THE TASK
Scan the records and identify every line in which the string "screenshot" occurs, then return those lines.

____ SOURCE DATA

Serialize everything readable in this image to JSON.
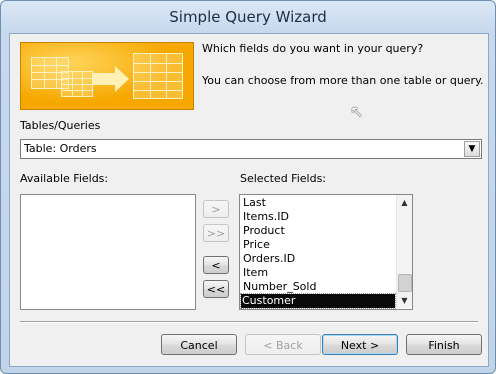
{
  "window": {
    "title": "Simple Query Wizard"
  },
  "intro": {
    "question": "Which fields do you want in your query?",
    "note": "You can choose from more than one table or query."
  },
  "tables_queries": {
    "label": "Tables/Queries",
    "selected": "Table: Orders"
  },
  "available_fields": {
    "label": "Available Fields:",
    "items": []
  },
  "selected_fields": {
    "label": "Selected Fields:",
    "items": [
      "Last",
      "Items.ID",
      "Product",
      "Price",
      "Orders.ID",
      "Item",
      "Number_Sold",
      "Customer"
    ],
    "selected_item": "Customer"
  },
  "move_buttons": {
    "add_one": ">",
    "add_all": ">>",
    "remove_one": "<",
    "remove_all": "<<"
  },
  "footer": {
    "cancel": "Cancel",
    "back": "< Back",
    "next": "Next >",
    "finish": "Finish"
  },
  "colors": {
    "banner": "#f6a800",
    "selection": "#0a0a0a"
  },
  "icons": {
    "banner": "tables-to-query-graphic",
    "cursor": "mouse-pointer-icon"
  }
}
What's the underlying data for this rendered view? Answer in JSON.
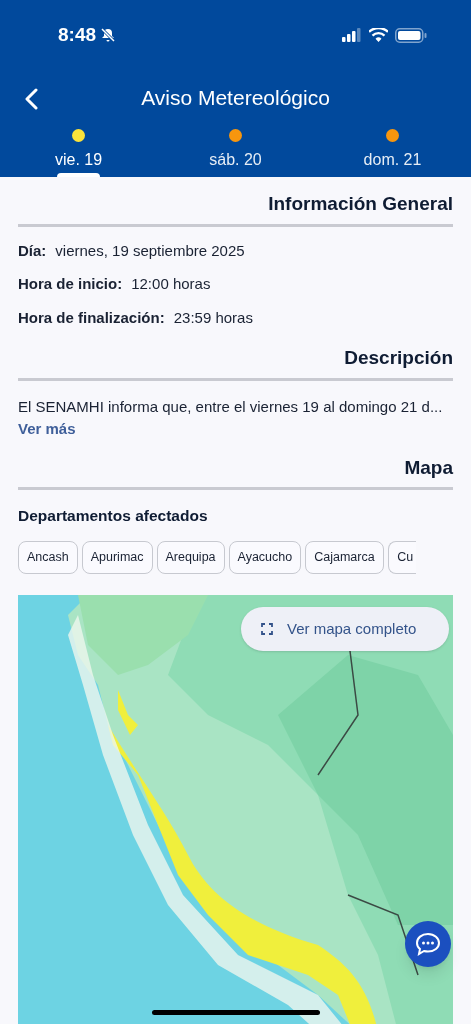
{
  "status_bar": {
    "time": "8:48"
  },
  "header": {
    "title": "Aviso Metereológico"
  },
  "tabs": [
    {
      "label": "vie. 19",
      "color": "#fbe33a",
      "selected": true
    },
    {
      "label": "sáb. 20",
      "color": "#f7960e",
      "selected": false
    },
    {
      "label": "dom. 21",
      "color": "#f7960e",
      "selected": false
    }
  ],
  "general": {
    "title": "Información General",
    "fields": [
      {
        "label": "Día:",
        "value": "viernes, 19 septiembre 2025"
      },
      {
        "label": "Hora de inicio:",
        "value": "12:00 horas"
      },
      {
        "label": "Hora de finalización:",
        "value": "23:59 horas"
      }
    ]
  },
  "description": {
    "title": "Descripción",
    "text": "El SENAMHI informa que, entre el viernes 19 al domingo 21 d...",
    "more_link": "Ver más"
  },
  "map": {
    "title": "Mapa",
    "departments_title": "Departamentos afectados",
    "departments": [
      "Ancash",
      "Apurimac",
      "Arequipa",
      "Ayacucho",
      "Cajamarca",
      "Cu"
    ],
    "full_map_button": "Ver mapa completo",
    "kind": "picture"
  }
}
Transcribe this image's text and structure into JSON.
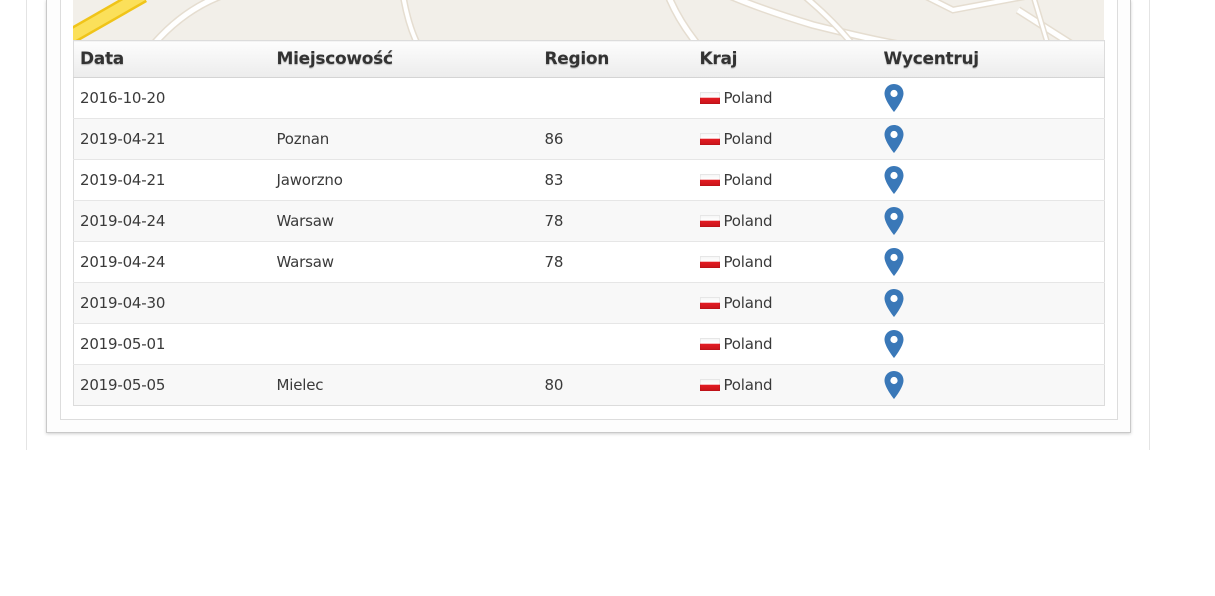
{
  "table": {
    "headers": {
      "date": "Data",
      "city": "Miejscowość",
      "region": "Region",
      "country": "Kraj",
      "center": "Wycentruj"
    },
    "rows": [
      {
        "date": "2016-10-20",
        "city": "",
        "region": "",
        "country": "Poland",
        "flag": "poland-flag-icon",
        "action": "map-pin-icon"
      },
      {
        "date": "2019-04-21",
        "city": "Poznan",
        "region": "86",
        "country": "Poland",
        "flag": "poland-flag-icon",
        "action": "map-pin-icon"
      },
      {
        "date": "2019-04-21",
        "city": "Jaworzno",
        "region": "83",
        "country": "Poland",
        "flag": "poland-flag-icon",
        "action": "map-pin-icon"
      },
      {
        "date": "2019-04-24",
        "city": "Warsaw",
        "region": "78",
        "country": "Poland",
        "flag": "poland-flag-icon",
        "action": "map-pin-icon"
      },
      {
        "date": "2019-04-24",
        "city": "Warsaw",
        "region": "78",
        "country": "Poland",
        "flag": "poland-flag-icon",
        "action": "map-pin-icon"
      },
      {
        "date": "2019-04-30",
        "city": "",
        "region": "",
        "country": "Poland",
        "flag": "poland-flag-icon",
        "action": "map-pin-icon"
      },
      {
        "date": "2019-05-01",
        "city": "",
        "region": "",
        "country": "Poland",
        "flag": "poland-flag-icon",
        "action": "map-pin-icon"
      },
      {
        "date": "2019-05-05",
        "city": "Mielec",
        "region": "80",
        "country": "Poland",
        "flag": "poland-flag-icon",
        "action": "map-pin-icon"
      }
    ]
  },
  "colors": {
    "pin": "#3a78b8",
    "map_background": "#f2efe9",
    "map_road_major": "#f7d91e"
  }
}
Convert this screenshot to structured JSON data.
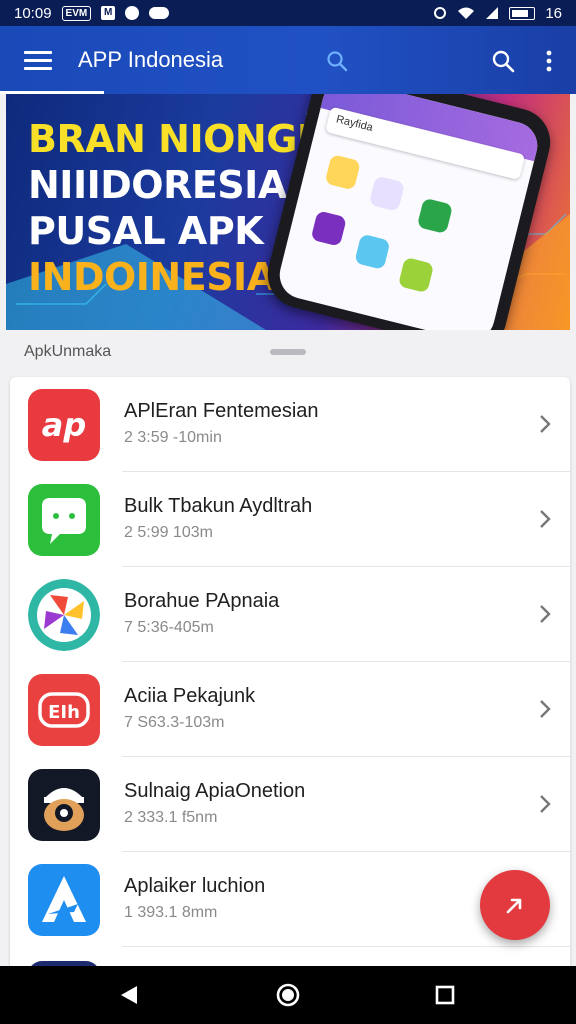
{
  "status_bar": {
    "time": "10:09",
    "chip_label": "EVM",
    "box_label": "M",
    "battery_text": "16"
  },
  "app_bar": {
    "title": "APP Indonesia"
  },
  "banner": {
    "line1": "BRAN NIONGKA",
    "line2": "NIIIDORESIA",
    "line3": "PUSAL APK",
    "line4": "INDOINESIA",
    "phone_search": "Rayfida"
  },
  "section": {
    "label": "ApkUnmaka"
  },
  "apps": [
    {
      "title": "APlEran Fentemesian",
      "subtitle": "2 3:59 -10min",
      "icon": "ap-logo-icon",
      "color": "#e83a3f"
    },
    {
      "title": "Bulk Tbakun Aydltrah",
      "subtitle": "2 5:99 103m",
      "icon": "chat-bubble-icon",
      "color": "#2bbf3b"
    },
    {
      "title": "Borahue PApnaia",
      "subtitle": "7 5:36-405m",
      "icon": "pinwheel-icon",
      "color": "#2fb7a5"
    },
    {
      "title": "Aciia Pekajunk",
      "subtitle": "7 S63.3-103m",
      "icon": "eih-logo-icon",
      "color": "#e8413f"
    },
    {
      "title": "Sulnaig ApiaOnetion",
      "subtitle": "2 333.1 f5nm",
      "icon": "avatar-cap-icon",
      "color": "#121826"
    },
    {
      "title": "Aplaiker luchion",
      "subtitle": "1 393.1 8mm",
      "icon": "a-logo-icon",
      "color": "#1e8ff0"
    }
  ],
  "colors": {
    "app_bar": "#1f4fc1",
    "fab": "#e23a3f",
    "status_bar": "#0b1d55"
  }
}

________
____ SOURCE DATA

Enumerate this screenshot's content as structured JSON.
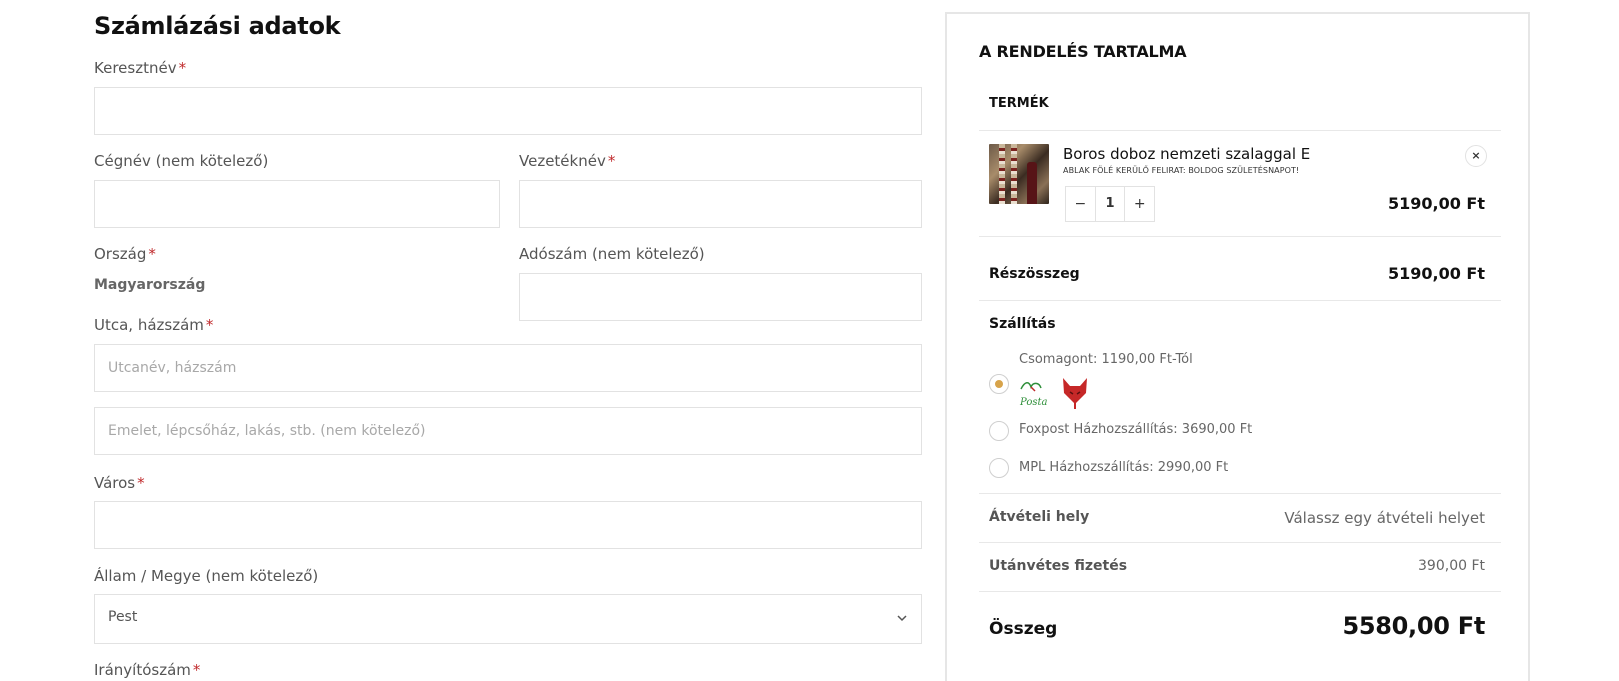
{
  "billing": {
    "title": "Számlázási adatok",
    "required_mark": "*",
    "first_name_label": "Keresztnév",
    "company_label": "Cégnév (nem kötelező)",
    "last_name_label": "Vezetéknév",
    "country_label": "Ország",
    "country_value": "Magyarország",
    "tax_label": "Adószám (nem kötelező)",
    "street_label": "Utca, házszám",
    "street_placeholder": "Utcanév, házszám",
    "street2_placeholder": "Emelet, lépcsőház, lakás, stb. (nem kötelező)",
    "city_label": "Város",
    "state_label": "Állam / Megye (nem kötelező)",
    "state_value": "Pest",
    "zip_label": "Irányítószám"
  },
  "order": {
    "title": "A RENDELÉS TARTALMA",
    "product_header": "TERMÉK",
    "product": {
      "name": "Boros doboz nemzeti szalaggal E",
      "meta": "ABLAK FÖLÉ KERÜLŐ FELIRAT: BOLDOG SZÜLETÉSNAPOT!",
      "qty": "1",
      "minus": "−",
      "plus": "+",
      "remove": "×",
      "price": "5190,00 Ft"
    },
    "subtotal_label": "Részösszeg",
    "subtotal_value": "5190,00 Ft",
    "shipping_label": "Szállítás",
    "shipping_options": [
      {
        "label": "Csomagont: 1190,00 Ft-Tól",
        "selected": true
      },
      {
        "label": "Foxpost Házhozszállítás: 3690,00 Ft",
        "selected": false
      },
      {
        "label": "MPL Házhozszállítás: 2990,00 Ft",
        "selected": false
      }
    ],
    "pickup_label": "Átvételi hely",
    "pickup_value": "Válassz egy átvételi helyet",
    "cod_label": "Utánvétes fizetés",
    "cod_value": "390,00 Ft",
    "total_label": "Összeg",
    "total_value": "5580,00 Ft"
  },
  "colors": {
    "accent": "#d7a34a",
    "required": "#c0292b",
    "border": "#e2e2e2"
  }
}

________

FULL OUTPUT
Convert this screenshot to structured JSON data.
Enumerate this screenshot's content as structured JSON.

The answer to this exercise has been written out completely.